• _CHALLENGE_: In the material below, list every line carrying the string "JSON".

• _EXTRACTED ENTRIES_:
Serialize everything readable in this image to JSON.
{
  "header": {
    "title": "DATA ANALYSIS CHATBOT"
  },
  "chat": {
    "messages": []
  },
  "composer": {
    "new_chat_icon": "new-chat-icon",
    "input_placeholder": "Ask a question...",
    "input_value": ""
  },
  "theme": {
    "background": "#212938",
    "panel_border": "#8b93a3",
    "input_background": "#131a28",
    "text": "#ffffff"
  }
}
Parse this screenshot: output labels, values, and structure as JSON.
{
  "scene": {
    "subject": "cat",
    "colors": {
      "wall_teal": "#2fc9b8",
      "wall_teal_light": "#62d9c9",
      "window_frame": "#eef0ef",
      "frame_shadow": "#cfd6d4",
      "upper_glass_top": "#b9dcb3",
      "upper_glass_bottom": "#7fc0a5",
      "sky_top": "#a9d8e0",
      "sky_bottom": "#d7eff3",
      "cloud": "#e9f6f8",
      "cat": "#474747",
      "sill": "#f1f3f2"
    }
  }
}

• _SOLUTION_:
Serialize everything readable in this image to JSON.
Parse this screenshot: output labels, values, and structure as JSON.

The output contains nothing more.